**WRITTEN TASK:** Beginning with the line that contains "Extract the structured", extract each line through the end of the listing below, with no additions or omissions.

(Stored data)
(begin)

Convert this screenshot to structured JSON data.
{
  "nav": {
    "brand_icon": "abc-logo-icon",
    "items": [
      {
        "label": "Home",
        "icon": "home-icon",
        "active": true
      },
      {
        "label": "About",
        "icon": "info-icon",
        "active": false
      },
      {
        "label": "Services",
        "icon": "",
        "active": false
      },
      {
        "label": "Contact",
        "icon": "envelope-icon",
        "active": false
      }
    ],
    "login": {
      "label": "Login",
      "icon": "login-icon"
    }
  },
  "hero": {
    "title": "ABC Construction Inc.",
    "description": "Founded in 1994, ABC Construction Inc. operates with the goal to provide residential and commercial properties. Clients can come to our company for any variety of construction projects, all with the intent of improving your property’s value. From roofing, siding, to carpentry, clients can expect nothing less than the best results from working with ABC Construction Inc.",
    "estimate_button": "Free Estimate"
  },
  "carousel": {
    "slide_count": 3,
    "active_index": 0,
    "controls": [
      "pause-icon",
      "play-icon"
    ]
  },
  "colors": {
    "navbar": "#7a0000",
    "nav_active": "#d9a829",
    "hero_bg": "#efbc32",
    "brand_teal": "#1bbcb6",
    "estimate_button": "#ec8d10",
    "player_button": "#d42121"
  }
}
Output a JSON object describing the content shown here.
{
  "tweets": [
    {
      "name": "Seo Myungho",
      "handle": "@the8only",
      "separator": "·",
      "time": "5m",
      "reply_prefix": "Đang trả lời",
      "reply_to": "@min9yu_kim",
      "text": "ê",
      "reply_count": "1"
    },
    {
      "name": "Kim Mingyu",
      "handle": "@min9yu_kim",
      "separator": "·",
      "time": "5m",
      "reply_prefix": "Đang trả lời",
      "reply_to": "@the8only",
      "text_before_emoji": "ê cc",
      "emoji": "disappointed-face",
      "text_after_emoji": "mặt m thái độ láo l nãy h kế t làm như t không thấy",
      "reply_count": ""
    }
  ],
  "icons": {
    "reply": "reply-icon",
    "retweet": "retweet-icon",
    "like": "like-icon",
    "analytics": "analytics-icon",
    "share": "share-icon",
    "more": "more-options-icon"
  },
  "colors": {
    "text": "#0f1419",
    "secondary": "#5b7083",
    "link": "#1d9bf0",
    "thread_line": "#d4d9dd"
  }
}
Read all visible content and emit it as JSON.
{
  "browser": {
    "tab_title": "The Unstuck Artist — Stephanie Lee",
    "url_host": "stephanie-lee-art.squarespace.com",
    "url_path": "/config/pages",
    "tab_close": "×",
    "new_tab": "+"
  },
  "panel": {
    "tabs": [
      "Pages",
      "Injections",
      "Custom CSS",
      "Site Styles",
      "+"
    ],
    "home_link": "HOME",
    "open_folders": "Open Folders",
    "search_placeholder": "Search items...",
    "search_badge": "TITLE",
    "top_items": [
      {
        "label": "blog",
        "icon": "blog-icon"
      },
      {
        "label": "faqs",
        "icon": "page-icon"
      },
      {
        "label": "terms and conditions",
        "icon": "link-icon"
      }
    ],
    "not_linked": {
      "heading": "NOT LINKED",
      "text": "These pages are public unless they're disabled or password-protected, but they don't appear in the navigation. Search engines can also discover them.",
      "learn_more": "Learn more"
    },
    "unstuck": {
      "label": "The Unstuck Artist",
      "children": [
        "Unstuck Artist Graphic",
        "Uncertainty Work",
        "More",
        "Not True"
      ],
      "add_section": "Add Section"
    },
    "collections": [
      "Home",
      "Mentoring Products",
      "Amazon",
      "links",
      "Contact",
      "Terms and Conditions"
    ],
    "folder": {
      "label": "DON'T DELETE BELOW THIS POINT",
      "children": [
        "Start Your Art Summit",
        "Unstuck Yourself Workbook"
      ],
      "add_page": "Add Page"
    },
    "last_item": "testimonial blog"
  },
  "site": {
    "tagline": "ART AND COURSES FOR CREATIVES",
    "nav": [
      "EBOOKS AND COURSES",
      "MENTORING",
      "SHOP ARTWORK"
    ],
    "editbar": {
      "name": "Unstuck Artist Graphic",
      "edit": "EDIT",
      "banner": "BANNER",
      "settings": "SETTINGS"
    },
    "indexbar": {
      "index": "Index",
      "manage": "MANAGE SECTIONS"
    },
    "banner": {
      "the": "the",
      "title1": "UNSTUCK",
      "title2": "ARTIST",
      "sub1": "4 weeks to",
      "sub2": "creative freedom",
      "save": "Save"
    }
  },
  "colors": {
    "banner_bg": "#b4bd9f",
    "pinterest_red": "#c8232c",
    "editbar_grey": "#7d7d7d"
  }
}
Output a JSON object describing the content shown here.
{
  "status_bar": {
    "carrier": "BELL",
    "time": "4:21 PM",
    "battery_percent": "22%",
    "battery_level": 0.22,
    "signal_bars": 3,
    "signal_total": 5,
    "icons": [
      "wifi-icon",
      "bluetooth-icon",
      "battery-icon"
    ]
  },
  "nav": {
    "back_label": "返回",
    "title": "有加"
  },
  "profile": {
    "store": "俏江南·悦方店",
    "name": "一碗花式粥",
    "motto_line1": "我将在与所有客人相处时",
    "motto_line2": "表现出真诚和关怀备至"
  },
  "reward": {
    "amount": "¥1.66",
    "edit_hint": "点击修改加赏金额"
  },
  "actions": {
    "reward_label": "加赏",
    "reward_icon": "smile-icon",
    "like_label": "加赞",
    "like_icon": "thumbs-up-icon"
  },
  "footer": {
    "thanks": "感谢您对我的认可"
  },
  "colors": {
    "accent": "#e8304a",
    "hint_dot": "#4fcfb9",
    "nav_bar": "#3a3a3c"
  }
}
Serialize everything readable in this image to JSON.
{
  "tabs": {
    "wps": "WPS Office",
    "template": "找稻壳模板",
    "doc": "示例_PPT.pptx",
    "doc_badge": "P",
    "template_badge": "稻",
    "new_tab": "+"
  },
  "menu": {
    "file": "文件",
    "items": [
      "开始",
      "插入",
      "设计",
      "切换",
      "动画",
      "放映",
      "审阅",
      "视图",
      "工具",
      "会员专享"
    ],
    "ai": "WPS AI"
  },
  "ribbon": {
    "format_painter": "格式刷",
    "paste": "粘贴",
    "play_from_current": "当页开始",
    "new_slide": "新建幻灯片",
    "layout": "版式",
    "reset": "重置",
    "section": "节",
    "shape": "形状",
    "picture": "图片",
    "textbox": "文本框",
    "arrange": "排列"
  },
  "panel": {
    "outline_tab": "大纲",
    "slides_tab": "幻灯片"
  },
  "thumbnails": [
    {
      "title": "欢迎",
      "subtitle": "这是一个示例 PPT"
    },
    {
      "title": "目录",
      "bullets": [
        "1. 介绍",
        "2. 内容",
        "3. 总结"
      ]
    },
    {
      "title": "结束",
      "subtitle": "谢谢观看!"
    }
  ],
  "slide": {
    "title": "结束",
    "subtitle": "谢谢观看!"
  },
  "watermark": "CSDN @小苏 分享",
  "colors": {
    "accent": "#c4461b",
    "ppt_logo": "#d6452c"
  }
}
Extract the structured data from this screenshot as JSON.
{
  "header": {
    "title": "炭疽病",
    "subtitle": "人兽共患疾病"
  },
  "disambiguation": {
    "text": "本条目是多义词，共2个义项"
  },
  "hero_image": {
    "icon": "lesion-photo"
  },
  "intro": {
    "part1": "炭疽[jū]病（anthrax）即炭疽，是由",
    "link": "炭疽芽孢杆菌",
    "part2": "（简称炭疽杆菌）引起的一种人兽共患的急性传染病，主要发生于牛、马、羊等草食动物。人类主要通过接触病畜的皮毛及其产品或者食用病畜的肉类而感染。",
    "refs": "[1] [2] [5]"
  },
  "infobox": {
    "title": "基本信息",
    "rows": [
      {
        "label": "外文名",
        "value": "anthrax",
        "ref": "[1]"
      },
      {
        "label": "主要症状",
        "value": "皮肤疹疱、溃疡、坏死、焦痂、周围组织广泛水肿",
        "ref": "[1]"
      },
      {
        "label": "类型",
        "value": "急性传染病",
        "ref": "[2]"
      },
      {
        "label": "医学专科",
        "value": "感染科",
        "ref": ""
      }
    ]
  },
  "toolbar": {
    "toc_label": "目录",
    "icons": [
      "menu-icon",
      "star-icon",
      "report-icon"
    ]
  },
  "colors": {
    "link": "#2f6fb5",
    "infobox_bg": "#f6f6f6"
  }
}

(end)

**ANSWER IN FULL:**
Extract the structured data from this screenshot as JSON.
{
  "header": {
    "title": "炭疽病",
    "subtitle": "人兽共患疾病"
  },
  "disambiguation": {
    "text": "本条目是多义词，共2个义项"
  },
  "hero_image": {
    "icon": "lesion-photo"
  },
  "intro": {
    "part1": "炭疽[jū]病（anthrax）即炭疽，是由",
    "link": "炭疽芽孢杆菌",
    "part2": "（简称炭疽杆菌）引起的一种人兽共患的急性传染病，主要发生于牛、马、羊等草食动物。人类主要通过接触病畜的皮毛及其产品或者食用病畜的肉类而感染。",
    "refs": "[1] [2] [5]"
  },
  "infobox": {
    "title": "基本信息",
    "rows": [
      {
        "label": "外文名",
        "value": "anthrax",
        "ref": "[1]"
      },
      {
        "label": "主要症状",
        "value": "皮肤疹疱、溃疡、坏死、焦痂、周围组织广泛水肿",
        "ref": "[1]"
      },
      {
        "label": "类型",
        "value": "急性传染病",
        "ref": "[2]"
      },
      {
        "label": "医学专科",
        "value": "感染科",
        "ref": ""
      }
    ]
  },
  "toolbar": {
    "toc_label": "目录",
    "icons": [
      "menu-icon",
      "star-icon",
      "report-icon"
    ]
  },
  "colors": {
    "link": "#2f6fb5",
    "infobox_bg": "#f6f6f6"
  }
}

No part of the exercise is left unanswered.